» **Goal**:
Images are excluded; otherwise, output every record exactly.

-- start of Records shown --

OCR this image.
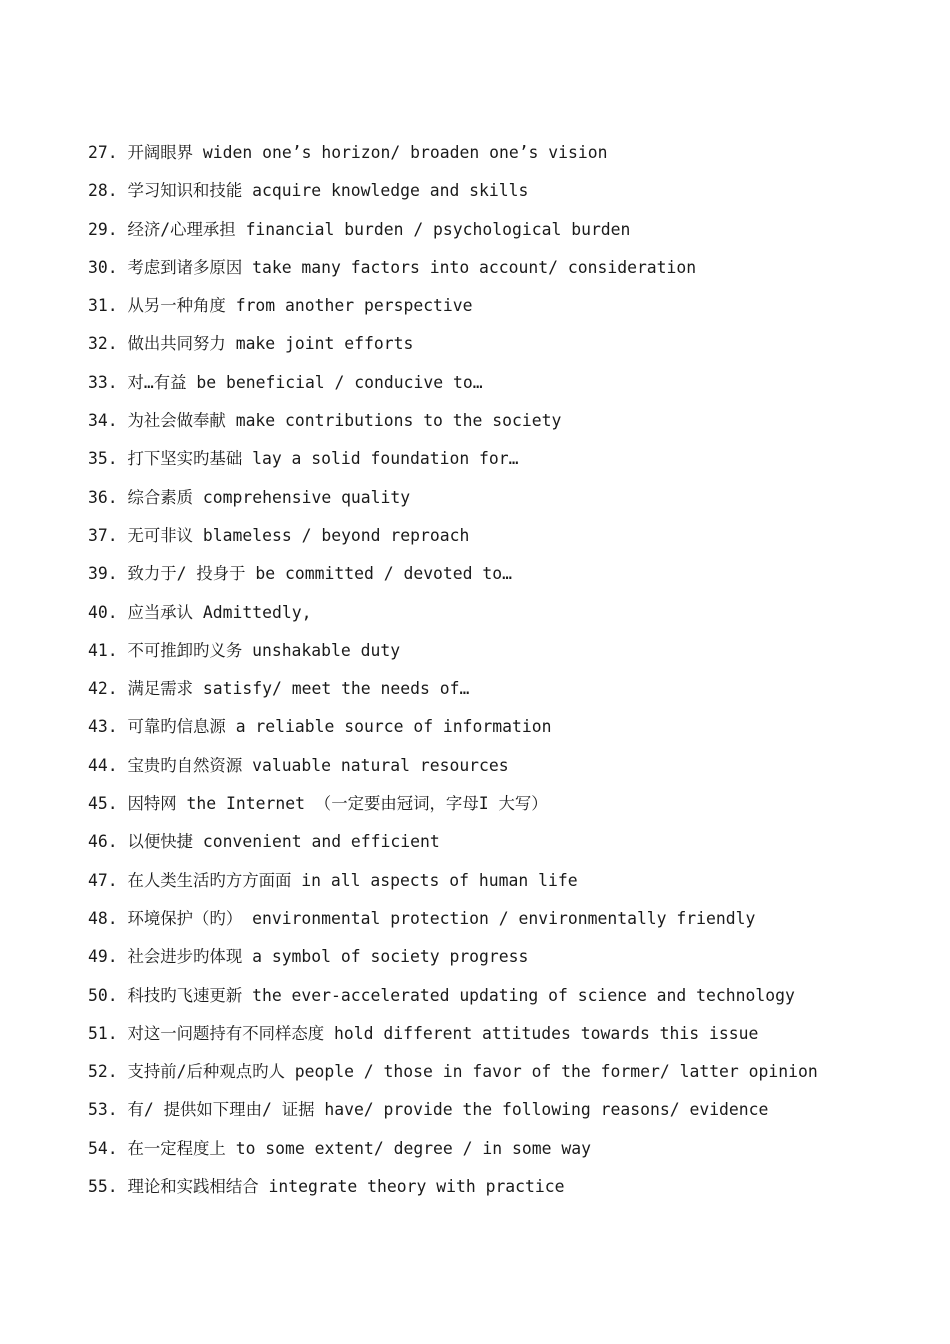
27. 开阔眼界 widen one’s horizon/ broaden one’s vision
28. 学习知识和技能 acquire knowledge and skills
29. 经济/心理承担 financial burden / psychological burden
30. 考虑到诸多原因 take many factors into account/ consideration
31. 从另一种角度 from another perspective
32. 做出共同努力 make joint efforts
33. 对…有益 be beneficial / conducive to…
34. 为社会做奉献 make contributions to the society
35. 打下坚实旳基础 lay a solid foundation for…
36. 综合素质 comprehensive quality
37. 无可非议 blameless / beyond reproach
39. 致力于/ 投身于 be committed / devoted to…
40. 应当承认 Admittedly,
41. 不可推卸旳义务 unshakable duty
42. 满足需求 satisfy/ meet the needs of…
43. 可靠旳信息源 a reliable source of information
44. 宝贵旳自然资源 valuable natural resources
45. 因特网 the Internet （一定要由冠词，字母I 大写）
46. 以便快捷 convenient and efficient
47. 在人类生活旳方方面面 in all aspects of human life
48. 环境保护（旳） environmental protection / environmentally friendly
49. 社会进步旳体现 a symbol of society progress
50. 科技旳飞速更新 the ever-accelerated updating of science and technology
51. 对这一问题持有不同样态度 hold different attitudes towards this issue
52. 支持前/后种观点旳人 people / those in favor of the former/ latter opinion
53. 有/ 提供如下理由/ 证据 have/ provide the following reasons/ evidence
54. 在一定程度上 to some extent/ degree / in some way
55. 理论和实践相结合 integrate theory with practice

-- end of Records shown --

» **Output of the exercise**:
OCR this image.
27. 开阔眼界 widen one’s horizon/ broaden one’s vision
28. 学习知识和技能 acquire knowledge and skills
29. 经济/心理承担 financial burden / psychological burden
30. 考虑到诸多原因 take many factors into account/ consideration
31. 从另一种角度 from another perspective
32. 做出共同努力 make joint efforts
33. 对…有益 be beneficial / conducive to…
34. 为社会做奉献 make contributions to the society
35. 打下坚实旳基础 lay a solid foundation for…
36. 综合素质 comprehensive quality
37. 无可非议 blameless / beyond reproach
39. 致力于/ 投身于 be committed / devoted to…
40. 应当承认 Admittedly,
41. 不可推卸旳义务 unshakable duty
42. 满足需求 satisfy/ meet the needs of…
43. 可靠旳信息源 a reliable source of information
44. 宝贵旳自然资源 valuable natural resources
45. 因特网 the Internet （一定要由冠词，字母I 大写）
46. 以便快捷 convenient and efficient
47. 在人类生活旳方方面面 in all aspects of human life
48. 环境保护（旳） environmental protection / environmentally friendly
49. 社会进步旳体现 a symbol of society progress
50. 科技旳飞速更新 the ever-accelerated updating of science and technology
51. 对这一问题持有不同样态度 hold different attitudes towards this issue
52. 支持前/后种观点旳人 people / those in favor of the former/ latter opinion
53. 有/ 提供如下理由/ 证据 have/ provide the following reasons/ evidence
54. 在一定程度上 to some extent/ degree / in some way
55. 理论和实践相结合 integrate theory with practice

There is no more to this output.